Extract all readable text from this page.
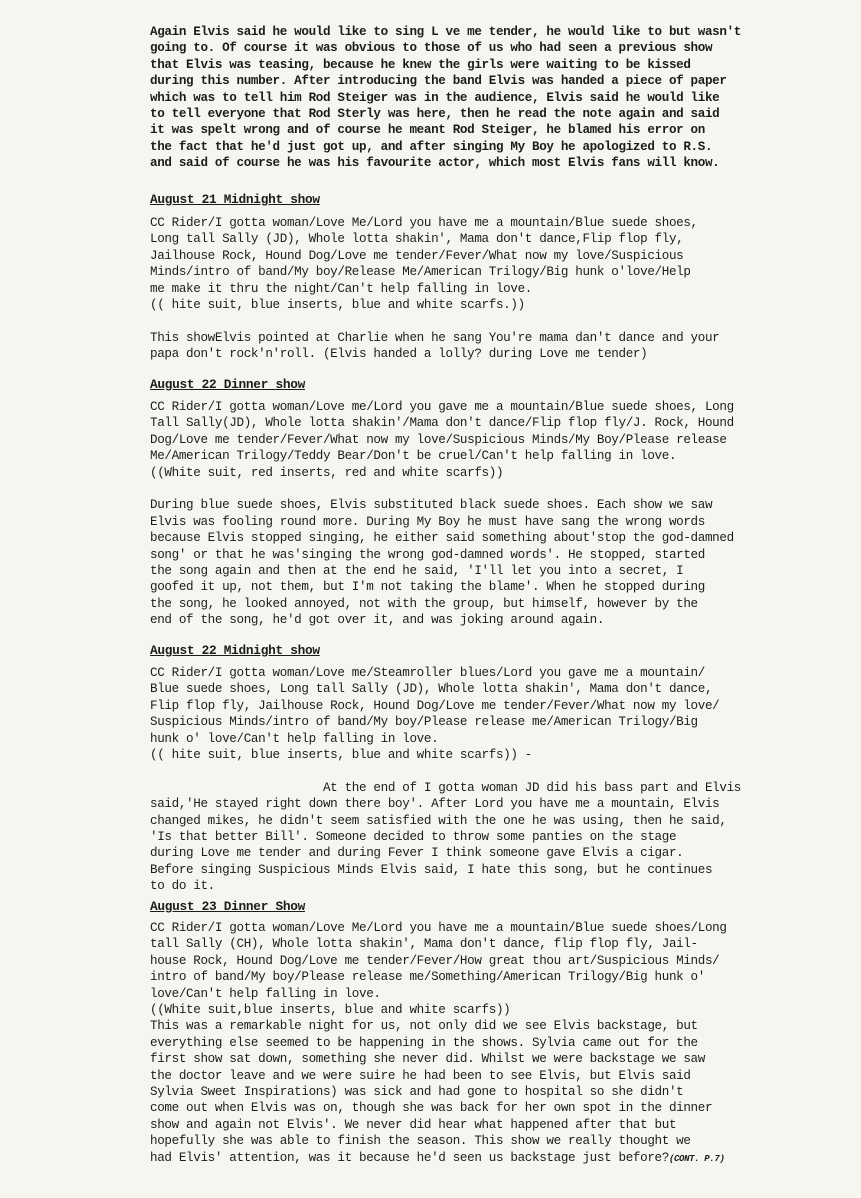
Again Elvis said he would like to sing L ve me tender, he would like to but wasn't
going to. Of course it was obvious to those of us who had seen a previous show
that Elvis was teasing, because he knew the girls were waiting to be kissed
during this number. After introducing the band Elvis was handed a piece of paper
which was to tell him Rod Steiger was in the audience, Elvis said he would like
to tell everyone that Rod Sterly was here, then he read the note again and said
it was spelt wrong and of course he meant Rod Steiger, he blamed his error on
the fact that he'd just got up, and after singing My Boy he apologized to R.S.
and said of course he was his favourite actor, which most Elvis fans will know.
August 21 Midnight show
CC Rider/I gotta woman/Love Me/Lord you have me a mountain/Blue suede shoes,
Long tall Sally (JD), Whole lotta shakin', Mama don't dance,Flip flop fly,
Jailhouse Rock, Hound Dog/Love me tender/Fever/What now my love/Suspicious
Minds/intro of band/My boy/Release Me/American Trilogy/Big hunk o'love/Help
me make it thru the night/Can't help falling in love.
(( hite suit, blue inserts, blue and white scarfs.))

This showElvis pointed at Charlie when he sang You're mama dan't dance and your
papa don't rock'n'roll. (Elvis handed a lolly? during Love me tender)
August 22 Dinner show
CC Rider/I gotta woman/Love me/Lord you gave me a mountain/Blue suede shoes, Long
Tall Sally(JD), Whole lotta shakin'/Mama don't dance/Flip flop fly/J. Rock, Hound
Dog/Love me tender/Fever/What now my love/Suspicious Minds/My Boy/Please release
Me/American Trilogy/Teddy Bear/Don't be cruel/Can't help falling in love.
((White suit, red inserts, red and white scarfs))

During blue suede shoes, Elvis substituted black suede shoes. Each show we saw
Elvis was fooling round more. During My Boy he must have sang the wrong words
because Elvis stopped singing, he either said something about'stop the god-damned
song' or that he was'singing the wrong god-damned words'. He stopped, started
the song again and then at the end he said, 'I'll let you into a secret, I
goofed it up, not them, but I'm not taking the blame'. When he stopped during
the song, he looked annoyed, not with the group, but himself, however by the
end of the song, he'd got over it, and was joking around again.
August 22 Midnight show
CC Rider/I gotta woman/Love me/Steamroller blues/Lord you gave me a mountain/
Blue suede shoes, Long tall Sally (JD), Whole lotta shakin', Mama don't dance,
Flip flop fly, Jailhouse Rock, Hound Dog/Love me tender/Fever/What now my love/
Suspicious Minds/intro of band/My boy/Please release me/American Trilogy/Big
hunk o' love/Can't help falling in love.
(( hite suit, blue inserts, blue and white scarfs)) -

At the end of I gotta woman JD did his bass part and Elvis
said,'He stayed right down there boy'. After Lord you have me a mountain, Elvis
changed mikes, he didn't seem satisfied with the one he was using, then he said,
'Is that better Bill'. Someone decided to throw some panties on the stage
during Love me tender and during Fever I think someone gave Elvis a cigar.
Before singing Suspicious Minds Elvis said, I hate this song, but he continues
to do it.
August 23 Dinner Show
CC Rider/I gotta woman/Love Me/Lord you have me a mountain/Blue suede shoes/Long
tall Sally (CH), Whole lotta shakin', Mama don't dance, flip flop fly, Jail-
house Rock, Hound Dog/Love me tender/Fever/How great thou art/Suspicious Minds/
intro of band/My boy/Please release me/Something/American Trilogy/Big hunk o'
love/Can't help falling in love.
((White suit,blue inserts, blue and white scarfs))
This was a remarkable night for us, not only did we see Elvis backstage, but
everything else seemed to be happening in the shows. Sylvia came out for the
first show sat down, something she never did. Whilst we were backstage we saw
the doctor leave and we were suire he had been to see Elvis, but Elvis said
Sylvia Sweet Inspirations) was sick and had gone to hospital so she didn't
come out when Elvis was on, though she was back for her own spot in the dinner
show and again not Elvis'. We never did hear what happened after that but
hopefully she was able to finish the season. This show we really thought we
had Elvis' attention, was it because he'd seen us backstage just before?(CONT. P.7)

**TASK BRIEF**
Quote every record above exactly, leaving out the pictures.

**EXPECTED ANSWER**
Extract all readable text from this page.
Again Elvis said he would like to sing L ve me tender, he would like to but wasn't
going to. Of course it was obvious to those of us who had seen a previous show
that Elvis was teasing, because he knew the girls were waiting to be kissed
during this number. After introducing the band Elvis was handed a piece of paper
which was to tell him Rod Steiger was in the audience, Elvis said he would like
to tell everyone that Rod Sterly was here, then he read the note again and said
it was spelt wrong and of course he meant Rod Steiger, he blamed his error on
the fact that he'd just got up, and after singing My Boy he apologized to R.S.
and said of course he was his favourite actor, which most Elvis fans will know.
August 21 Midnight show
CC Rider/I gotta woman/Love Me/Lord you have me a mountain/Blue suede shoes,
Long tall Sally (JD), Whole lotta shakin', Mama don't dance,Flip flop fly,
Jailhouse Rock, Hound Dog/Love me tender/Fever/What now my love/Suspicious
Minds/intro of band/My boy/Release Me/American Trilogy/Big hunk o'love/Help
me make it thru the night/Can't help falling in love.
(( hite suit, blue inserts, blue and white scarfs.))

This showElvis pointed at Charlie when he sang You're mama dan't dance and your
papa don't rock'n'roll. (Elvis handed a lolly? during Love me tender)
August 22 Dinner show
CC Rider/I gotta woman/Love me/Lord you gave me a mountain/Blue suede shoes, Long
Tall Sally(JD), Whole lotta shakin'/Mama don't dance/Flip flop fly/J. Rock, Hound
Dog/Love me tender/Fever/What now my love/Suspicious Minds/My Boy/Please release
Me/American Trilogy/Teddy Bear/Don't be cruel/Can't help falling in love.
((White suit, red inserts, red and white scarfs))

During blue suede shoes, Elvis substituted black suede shoes. Each show we saw
Elvis was fooling round more. During My Boy he must have sang the wrong words
because Elvis stopped singing, he either said something about'stop the god-damned
song' or that he was'singing the wrong god-damned words'. He stopped, started
the song again and then at the end he said, 'I'll let you into a secret, I
goofed it up, not them, but I'm not taking the blame'. When he stopped during
the song, he looked annoyed, not with the group, but himself, however by the
end of the song, he'd got over it, and was joking around again.
August 22 Midnight show
CC Rider/I gotta woman/Love me/Steamroller blues/Lord you gave me a mountain/
Blue suede shoes, Long tall Sally (JD), Whole lotta shakin', Mama don't dance,
Flip flop fly, Jailhouse Rock, Hound Dog/Love me tender/Fever/What now my love/
Suspicious Minds/intro of band/My boy/Please release me/American Trilogy/Big
hunk o' love/Can't help falling in love.
(( hite suit, blue inserts, blue and white scarfs)) -

At the end of I gotta woman JD did his bass part and Elvis
said,'He stayed right down there boy'. After Lord you have me a mountain, Elvis
changed mikes, he didn't seem satisfied with the one he was using, then he said,
'Is that better Bill'. Someone decided to throw some panties on the stage
during Love me tender and during Fever I think someone gave Elvis a cigar.
Before singing Suspicious Minds Elvis said, I hate this song, but he continues
to do it.
August 23 Dinner Show
CC Rider/I gotta woman/Love Me/Lord you have me a mountain/Blue suede shoes/Long
tall Sally (CH), Whole lotta shakin', Mama don't dance, flip flop fly, Jail-
house Rock, Hound Dog/Love me tender/Fever/How great thou art/Suspicious Minds/
intro of band/My boy/Please release me/Something/American Trilogy/Big hunk o'
love/Can't help falling in love.
((White suit,blue inserts, blue and white scarfs))
This was a remarkable night for us, not only did we see Elvis backstage, but
everything else seemed to be happening in the shows. Sylvia came out for the
first show sat down, something she never did. Whilst we were backstage we saw
the doctor leave and we were suire he had been to see Elvis, but Elvis said
Sylvia Sweet Inspirations) was sick and had gone to hospital so she didn't
come out when Elvis was on, though she was back for her own spot in the dinner
show and again not Elvis'. We never did hear what happened after that but
hopefully she was able to finish the season. This show we really thought we
had Elvis' attention, was it because he'd seen us backstage just before?(CONT. P.7)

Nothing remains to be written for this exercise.